## BEGIN
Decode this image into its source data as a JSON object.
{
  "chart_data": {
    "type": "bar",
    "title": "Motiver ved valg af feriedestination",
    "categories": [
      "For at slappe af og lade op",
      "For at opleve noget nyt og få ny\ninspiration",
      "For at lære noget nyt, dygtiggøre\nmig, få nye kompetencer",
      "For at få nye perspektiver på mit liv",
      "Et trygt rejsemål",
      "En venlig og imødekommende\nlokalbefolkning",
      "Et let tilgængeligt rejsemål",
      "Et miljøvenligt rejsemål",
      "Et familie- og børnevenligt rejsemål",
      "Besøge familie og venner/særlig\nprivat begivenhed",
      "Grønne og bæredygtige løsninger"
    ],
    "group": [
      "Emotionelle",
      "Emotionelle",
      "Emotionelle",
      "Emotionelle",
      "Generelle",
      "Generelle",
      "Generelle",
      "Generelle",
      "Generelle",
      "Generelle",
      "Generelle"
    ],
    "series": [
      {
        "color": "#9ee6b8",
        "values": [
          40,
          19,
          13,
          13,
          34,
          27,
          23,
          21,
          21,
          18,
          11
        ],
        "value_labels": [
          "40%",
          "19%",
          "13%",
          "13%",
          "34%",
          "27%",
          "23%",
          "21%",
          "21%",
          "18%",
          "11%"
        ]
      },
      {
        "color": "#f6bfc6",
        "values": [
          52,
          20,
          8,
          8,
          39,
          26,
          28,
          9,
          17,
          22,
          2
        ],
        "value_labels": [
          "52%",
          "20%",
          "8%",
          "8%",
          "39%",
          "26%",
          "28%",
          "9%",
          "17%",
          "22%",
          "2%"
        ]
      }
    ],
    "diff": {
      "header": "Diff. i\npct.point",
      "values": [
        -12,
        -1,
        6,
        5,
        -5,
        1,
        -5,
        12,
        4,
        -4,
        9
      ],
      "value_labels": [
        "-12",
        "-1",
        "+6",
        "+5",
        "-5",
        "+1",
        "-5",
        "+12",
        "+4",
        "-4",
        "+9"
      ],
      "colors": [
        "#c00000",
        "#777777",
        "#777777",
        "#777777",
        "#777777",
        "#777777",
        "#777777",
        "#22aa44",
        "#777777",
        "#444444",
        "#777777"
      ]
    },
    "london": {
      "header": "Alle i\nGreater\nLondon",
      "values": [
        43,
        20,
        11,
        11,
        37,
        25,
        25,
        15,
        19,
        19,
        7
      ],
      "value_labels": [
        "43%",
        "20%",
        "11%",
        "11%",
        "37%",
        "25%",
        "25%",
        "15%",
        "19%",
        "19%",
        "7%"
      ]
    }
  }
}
## END
## TO DO
Copy each line of the listing that includes "header".

## RESULT FOR THIS EXERCISE
      "header": "Diff. i\npct.point",
      "header": "Alle i\nGreater\nLondon",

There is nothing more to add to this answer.